Segment Start: Given data
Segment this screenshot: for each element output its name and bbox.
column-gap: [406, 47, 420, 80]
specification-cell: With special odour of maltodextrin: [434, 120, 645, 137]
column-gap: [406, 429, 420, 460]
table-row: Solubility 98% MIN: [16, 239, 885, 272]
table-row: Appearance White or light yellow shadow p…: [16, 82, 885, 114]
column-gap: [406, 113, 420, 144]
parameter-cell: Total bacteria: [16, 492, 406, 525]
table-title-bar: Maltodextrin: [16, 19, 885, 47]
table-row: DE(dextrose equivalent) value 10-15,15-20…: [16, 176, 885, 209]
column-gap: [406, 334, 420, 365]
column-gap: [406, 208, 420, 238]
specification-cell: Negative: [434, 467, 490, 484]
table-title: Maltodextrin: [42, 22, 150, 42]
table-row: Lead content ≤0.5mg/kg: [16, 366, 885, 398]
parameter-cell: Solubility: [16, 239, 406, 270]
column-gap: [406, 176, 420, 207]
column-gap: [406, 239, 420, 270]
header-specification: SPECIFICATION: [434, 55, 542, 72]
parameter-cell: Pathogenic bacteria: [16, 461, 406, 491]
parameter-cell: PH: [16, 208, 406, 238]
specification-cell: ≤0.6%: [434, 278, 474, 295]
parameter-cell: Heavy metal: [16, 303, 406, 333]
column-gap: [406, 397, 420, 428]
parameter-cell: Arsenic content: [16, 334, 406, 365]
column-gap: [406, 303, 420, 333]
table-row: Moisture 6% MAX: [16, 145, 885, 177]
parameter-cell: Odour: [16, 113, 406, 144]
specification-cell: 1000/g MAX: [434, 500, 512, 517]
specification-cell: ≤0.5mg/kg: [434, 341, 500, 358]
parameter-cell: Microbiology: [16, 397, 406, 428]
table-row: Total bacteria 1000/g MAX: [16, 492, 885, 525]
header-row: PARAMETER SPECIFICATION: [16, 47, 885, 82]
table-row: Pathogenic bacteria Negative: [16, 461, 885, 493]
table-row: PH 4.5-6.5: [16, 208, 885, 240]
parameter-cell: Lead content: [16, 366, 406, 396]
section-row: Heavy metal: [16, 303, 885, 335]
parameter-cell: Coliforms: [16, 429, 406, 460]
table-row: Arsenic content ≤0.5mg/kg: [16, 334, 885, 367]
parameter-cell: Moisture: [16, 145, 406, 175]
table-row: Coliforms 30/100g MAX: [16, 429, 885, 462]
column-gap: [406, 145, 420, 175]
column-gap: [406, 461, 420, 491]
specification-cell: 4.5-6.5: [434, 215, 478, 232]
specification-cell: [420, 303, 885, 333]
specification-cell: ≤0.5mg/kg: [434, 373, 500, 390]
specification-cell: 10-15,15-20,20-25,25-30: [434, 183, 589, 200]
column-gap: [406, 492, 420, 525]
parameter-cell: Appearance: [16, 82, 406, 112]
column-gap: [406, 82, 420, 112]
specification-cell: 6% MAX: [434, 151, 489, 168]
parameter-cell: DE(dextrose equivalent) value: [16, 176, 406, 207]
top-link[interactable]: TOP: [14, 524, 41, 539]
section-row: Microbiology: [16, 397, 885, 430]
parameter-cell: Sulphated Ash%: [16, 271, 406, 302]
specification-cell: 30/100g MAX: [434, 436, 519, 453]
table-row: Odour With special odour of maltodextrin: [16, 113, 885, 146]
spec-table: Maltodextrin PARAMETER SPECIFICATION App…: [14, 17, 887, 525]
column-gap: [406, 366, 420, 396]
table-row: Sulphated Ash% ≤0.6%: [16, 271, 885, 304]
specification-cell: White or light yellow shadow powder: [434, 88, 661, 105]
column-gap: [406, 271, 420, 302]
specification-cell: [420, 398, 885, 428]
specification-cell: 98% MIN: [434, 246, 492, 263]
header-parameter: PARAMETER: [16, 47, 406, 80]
Segment End: Given data
* [Task details]
Print every entry exactly.

* [Result for this task]
Segment this screenshot: for each element output its name and bbox.
column-gap: [406, 47, 420, 80]
specification-cell: With special odour of maltodextrin: [434, 120, 645, 137]
column-gap: [406, 429, 420, 460]
table-row: Solubility 98% MIN: [16, 239, 885, 272]
table-row: Appearance White or light yellow shadow p…: [16, 82, 885, 114]
column-gap: [406, 113, 420, 144]
parameter-cell: Total bacteria: [16, 492, 406, 525]
table-title-bar: Maltodextrin: [16, 19, 885, 47]
table-row: DE(dextrose equivalent) value 10-15,15-20…: [16, 176, 885, 209]
column-gap: [406, 334, 420, 365]
column-gap: [406, 208, 420, 238]
specification-cell: Negative: [434, 467, 490, 484]
table-title: Maltodextrin: [42, 22, 150, 42]
table-row: Lead content ≤0.5mg/kg: [16, 366, 885, 398]
parameter-cell: Solubility: [16, 239, 406, 270]
column-gap: [406, 176, 420, 207]
column-gap: [406, 239, 420, 270]
header-specification: SPECIFICATION: [434, 55, 542, 72]
parameter-cell: Pathogenic bacteria: [16, 461, 406, 491]
parameter-cell: PH: [16, 208, 406, 238]
specification-cell: ≤0.6%: [434, 278, 474, 295]
parameter-cell: Heavy metal: [16, 303, 406, 333]
column-gap: [406, 397, 420, 428]
parameter-cell: Arsenic content: [16, 334, 406, 365]
column-gap: [406, 303, 420, 333]
table-row: Moisture 6% MAX: [16, 145, 885, 177]
parameter-cell: Odour: [16, 113, 406, 144]
specification-cell: 1000/g MAX: [434, 500, 512, 517]
specification-cell: ≤0.5mg/kg: [434, 341, 500, 358]
parameter-cell: Microbiology: [16, 397, 406, 428]
table-row: Total bacteria 1000/g MAX: [16, 492, 885, 525]
header-row: PARAMETER SPECIFICATION: [16, 47, 885, 82]
table-row: Pathogenic bacteria Negative: [16, 461, 885, 493]
table-row: PH 4.5-6.5: [16, 208, 885, 240]
parameter-cell: Lead content: [16, 366, 406, 396]
section-row: Heavy metal: [16, 303, 885, 335]
parameter-cell: Coliforms: [16, 429, 406, 460]
table-row: Arsenic content ≤0.5mg/kg: [16, 334, 885, 367]
parameter-cell: Moisture: [16, 145, 406, 175]
table-row: Coliforms 30/100g MAX: [16, 429, 885, 462]
column-gap: [406, 145, 420, 175]
column-gap: [406, 461, 420, 491]
specification-cell: 4.5-6.5: [434, 215, 478, 232]
specification-cell: [420, 303, 885, 333]
specification-cell: ≤0.5mg/kg: [434, 373, 500, 390]
specification-cell: 10-15,15-20,20-25,25-30: [434, 183, 589, 200]
column-gap: [406, 492, 420, 525]
parameter-cell: Appearance: [16, 82, 406, 112]
column-gap: [406, 82, 420, 112]
specification-cell: 6% MAX: [434, 151, 489, 168]
parameter-cell: DE(dextrose equivalent) value: [16, 176, 406, 207]
top-link[interactable]: TOP: [14, 524, 41, 539]
section-row: Microbiology: [16, 397, 885, 430]
parameter-cell: Sulphated Ash%: [16, 271, 406, 302]
specification-cell: 30/100g MAX: [434, 436, 519, 453]
table-row: Odour With special odour of maltodextrin: [16, 113, 885, 146]
spec-table: Maltodextrin PARAMETER SPECIFICATION App…: [14, 17, 887, 525]
column-gap: [406, 366, 420, 396]
table-row: Sulphated Ash% ≤0.6%: [16, 271, 885, 304]
specification-cell: White or light yellow shadow powder: [434, 88, 661, 105]
column-gap: [406, 271, 420, 302]
specification-cell: [420, 398, 885, 428]
specification-cell: 98% MIN: [434, 246, 492, 263]
header-parameter: PARAMETER: [16, 47, 406, 80]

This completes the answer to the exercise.